Start
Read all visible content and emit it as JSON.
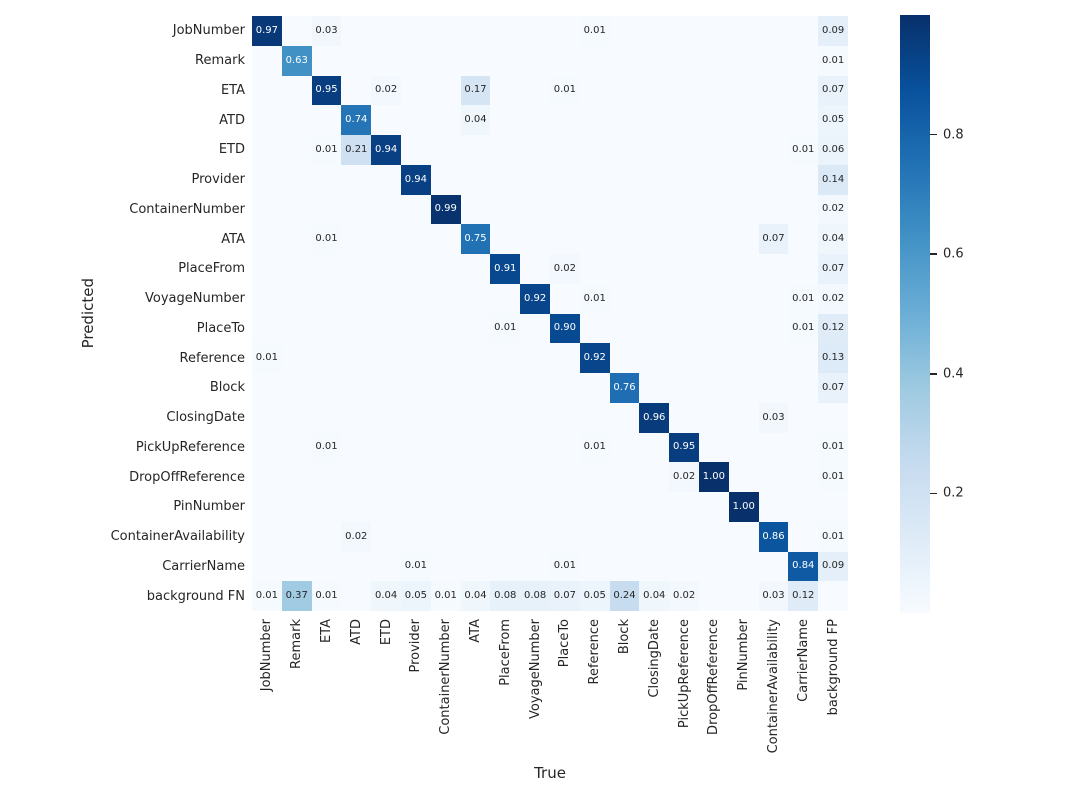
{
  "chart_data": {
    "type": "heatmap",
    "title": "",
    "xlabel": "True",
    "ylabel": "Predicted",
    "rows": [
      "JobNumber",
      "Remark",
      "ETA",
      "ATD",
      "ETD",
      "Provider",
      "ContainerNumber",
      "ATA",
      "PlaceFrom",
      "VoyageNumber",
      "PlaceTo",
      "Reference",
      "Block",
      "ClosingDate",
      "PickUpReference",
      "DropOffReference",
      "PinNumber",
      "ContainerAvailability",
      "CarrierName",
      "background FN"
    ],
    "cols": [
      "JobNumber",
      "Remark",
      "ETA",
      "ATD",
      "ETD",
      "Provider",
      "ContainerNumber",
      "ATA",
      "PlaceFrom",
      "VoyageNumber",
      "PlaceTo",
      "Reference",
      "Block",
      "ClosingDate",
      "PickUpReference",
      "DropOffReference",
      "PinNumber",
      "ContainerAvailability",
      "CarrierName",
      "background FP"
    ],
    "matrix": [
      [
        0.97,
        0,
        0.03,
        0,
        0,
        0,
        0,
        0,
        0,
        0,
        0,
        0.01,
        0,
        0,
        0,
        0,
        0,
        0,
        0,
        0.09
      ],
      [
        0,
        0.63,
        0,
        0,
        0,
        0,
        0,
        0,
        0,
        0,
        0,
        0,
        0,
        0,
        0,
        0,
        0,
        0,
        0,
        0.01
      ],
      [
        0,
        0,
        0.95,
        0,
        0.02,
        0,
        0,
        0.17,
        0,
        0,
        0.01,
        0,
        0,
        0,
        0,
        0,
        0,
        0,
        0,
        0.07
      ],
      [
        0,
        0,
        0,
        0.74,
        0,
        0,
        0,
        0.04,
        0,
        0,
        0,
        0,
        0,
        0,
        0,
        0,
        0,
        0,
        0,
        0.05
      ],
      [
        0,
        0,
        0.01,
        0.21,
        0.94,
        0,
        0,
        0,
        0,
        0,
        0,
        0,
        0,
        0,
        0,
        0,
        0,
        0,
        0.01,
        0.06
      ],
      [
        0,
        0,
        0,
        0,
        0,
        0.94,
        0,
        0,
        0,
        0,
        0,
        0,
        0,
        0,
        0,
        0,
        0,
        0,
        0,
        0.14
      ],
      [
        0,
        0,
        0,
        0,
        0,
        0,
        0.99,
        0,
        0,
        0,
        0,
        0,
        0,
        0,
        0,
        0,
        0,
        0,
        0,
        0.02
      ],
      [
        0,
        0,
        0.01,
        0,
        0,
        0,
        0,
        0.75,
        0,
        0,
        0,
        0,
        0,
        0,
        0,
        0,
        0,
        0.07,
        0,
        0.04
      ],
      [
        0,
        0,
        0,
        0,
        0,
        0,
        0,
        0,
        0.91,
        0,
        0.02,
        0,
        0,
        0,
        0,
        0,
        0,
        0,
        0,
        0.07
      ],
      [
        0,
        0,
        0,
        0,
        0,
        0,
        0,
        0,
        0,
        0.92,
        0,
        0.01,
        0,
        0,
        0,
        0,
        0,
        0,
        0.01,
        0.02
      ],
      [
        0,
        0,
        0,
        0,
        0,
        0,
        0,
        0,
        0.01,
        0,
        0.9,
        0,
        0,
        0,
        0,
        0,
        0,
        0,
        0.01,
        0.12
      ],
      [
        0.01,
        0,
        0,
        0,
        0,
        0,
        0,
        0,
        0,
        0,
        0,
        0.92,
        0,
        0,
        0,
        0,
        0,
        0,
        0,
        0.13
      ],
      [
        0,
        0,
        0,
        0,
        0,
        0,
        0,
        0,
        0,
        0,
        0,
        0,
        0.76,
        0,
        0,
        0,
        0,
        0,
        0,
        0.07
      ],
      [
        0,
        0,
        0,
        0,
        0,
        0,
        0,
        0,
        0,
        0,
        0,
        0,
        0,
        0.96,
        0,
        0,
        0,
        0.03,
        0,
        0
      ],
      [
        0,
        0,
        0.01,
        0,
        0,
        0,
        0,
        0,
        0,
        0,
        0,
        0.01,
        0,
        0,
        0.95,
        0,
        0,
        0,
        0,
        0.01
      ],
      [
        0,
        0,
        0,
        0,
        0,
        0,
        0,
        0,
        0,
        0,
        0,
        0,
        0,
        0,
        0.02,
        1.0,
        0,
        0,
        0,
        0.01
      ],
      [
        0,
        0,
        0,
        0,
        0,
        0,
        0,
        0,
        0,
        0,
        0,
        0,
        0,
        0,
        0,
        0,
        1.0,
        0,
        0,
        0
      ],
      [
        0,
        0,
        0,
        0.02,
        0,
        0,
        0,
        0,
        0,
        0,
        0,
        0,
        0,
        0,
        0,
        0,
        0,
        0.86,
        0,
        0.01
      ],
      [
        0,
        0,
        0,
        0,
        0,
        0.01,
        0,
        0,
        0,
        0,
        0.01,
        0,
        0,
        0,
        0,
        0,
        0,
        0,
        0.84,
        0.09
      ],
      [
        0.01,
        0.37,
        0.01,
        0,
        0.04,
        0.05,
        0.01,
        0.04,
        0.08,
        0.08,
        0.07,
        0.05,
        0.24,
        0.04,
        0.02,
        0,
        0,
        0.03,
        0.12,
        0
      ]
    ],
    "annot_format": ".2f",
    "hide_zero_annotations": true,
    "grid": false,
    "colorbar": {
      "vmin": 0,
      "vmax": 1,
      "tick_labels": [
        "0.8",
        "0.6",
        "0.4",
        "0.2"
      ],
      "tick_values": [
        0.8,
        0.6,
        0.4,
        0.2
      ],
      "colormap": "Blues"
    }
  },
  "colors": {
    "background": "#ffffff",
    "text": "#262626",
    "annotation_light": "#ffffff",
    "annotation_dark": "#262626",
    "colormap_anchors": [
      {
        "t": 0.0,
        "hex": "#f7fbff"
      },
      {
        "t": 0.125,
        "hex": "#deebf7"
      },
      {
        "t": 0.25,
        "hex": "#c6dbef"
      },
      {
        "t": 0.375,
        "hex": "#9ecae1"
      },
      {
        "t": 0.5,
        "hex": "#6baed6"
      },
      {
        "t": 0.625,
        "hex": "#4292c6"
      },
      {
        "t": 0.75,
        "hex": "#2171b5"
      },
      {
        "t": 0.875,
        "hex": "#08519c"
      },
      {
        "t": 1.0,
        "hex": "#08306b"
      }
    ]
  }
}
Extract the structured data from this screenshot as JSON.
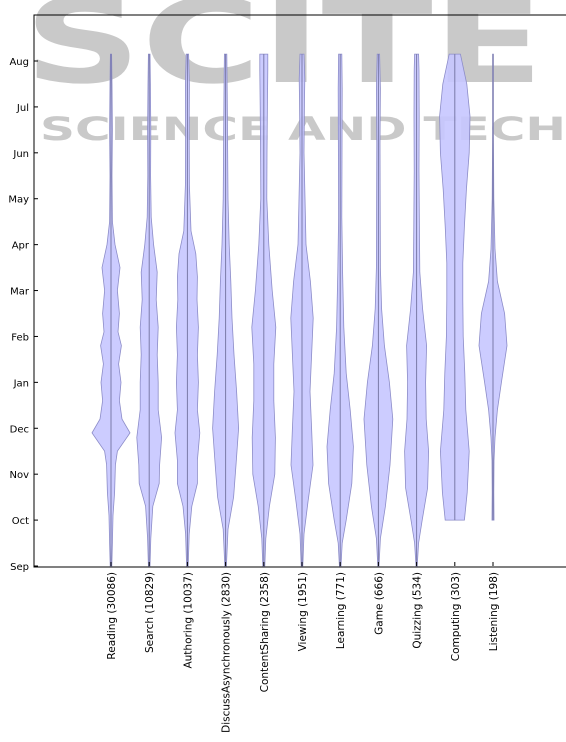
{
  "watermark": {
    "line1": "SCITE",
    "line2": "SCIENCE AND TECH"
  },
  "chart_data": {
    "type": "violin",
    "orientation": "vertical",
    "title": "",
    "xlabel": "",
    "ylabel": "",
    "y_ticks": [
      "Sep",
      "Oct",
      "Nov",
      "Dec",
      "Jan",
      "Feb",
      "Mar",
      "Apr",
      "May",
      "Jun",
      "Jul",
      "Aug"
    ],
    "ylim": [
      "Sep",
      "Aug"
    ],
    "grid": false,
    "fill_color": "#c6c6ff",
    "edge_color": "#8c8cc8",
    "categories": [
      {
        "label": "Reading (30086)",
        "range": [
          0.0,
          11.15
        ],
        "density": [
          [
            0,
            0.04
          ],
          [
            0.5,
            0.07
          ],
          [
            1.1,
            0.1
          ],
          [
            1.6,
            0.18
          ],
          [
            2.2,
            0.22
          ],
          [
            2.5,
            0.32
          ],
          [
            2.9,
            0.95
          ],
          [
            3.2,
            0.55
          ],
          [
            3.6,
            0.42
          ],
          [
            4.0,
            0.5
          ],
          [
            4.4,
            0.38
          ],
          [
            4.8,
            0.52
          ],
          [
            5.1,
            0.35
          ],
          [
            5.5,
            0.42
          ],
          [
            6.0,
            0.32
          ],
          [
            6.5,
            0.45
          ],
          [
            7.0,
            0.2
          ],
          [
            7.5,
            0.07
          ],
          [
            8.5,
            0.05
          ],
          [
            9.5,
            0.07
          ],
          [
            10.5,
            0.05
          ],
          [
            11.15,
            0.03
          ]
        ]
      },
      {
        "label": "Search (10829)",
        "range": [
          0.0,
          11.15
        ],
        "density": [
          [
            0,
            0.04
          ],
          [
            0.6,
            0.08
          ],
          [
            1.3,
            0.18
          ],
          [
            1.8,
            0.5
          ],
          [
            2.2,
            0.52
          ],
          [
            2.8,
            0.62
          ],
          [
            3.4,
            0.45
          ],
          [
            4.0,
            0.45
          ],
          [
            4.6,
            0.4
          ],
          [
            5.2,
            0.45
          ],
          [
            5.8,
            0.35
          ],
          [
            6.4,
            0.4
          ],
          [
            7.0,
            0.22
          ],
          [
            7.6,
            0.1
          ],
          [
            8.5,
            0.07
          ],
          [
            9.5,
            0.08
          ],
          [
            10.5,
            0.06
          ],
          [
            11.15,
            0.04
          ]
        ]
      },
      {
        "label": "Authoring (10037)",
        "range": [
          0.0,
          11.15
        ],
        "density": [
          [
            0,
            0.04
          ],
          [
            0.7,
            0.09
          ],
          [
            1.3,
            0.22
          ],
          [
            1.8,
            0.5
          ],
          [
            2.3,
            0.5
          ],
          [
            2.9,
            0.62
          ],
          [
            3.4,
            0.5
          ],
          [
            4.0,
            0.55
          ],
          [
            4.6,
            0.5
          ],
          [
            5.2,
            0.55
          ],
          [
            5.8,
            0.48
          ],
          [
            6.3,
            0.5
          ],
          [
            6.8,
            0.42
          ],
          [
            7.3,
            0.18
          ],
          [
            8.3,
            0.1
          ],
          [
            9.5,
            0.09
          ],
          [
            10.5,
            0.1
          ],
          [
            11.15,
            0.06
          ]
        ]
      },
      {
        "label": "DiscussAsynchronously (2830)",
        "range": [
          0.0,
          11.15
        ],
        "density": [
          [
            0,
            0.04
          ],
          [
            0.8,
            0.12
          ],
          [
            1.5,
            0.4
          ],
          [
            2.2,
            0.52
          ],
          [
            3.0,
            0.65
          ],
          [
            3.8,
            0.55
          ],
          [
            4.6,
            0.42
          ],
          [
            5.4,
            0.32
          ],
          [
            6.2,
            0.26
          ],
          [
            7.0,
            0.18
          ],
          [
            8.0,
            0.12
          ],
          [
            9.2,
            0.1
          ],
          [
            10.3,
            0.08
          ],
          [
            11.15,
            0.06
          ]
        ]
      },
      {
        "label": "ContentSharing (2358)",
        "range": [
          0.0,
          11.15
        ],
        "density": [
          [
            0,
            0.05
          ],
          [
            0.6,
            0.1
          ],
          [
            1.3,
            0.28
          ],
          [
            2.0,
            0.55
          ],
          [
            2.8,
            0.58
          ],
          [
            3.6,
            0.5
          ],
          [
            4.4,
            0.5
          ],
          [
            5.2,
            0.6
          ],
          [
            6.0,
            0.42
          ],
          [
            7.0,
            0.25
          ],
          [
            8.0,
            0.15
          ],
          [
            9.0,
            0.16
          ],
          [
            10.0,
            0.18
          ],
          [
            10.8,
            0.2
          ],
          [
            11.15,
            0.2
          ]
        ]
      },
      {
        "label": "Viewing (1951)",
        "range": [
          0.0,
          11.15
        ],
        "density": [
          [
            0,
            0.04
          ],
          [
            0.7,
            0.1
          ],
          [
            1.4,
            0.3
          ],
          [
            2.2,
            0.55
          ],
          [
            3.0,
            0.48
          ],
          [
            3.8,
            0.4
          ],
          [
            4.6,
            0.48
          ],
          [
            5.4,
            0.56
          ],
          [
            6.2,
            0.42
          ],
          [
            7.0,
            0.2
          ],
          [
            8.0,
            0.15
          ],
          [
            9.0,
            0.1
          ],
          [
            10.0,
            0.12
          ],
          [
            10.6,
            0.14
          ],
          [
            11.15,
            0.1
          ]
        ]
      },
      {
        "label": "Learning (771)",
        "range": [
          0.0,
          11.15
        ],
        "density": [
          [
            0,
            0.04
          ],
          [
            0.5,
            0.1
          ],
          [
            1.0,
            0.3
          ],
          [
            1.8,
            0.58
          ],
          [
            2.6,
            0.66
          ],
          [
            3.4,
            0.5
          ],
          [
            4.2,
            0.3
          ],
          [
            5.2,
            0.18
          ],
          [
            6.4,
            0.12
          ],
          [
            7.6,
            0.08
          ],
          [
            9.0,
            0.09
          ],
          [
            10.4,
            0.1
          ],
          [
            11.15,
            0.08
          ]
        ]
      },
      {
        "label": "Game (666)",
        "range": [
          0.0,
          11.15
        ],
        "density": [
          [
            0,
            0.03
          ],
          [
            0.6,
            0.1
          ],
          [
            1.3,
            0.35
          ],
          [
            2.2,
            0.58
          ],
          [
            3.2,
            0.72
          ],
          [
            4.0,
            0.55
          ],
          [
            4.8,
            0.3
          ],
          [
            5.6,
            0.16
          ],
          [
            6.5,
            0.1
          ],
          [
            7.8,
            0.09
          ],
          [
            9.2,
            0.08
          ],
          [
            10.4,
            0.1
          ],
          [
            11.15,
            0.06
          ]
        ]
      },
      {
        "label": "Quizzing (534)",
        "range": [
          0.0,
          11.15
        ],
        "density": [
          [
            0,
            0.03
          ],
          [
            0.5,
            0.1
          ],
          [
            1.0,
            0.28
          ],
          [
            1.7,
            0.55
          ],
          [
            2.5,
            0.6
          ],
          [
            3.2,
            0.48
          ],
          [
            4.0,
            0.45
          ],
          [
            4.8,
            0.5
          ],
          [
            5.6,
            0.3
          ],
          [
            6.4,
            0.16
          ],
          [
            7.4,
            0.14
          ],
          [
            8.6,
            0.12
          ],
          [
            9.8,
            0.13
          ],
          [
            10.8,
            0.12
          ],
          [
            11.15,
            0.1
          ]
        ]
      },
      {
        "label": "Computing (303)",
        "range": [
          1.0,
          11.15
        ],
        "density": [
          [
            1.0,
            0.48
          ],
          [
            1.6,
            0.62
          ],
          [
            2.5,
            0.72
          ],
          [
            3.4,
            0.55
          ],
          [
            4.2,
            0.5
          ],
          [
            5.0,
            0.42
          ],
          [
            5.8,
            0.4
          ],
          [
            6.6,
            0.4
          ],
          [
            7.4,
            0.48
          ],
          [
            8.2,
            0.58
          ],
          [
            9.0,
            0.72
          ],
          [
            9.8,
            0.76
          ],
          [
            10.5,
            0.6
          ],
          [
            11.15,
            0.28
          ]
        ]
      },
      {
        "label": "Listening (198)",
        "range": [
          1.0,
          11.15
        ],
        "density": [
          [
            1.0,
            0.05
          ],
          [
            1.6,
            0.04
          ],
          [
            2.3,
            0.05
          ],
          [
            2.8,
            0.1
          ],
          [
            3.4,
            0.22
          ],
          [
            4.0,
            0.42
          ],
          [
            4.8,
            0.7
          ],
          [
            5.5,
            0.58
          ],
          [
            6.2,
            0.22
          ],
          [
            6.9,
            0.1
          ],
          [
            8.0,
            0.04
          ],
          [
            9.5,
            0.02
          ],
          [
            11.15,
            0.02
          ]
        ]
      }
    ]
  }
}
End
## What to produce
Pull every line containing the word "ffffff" out of the entries above.

## Expected output
    "background": "#ffffff",
    "annotation_light": "#ffffff",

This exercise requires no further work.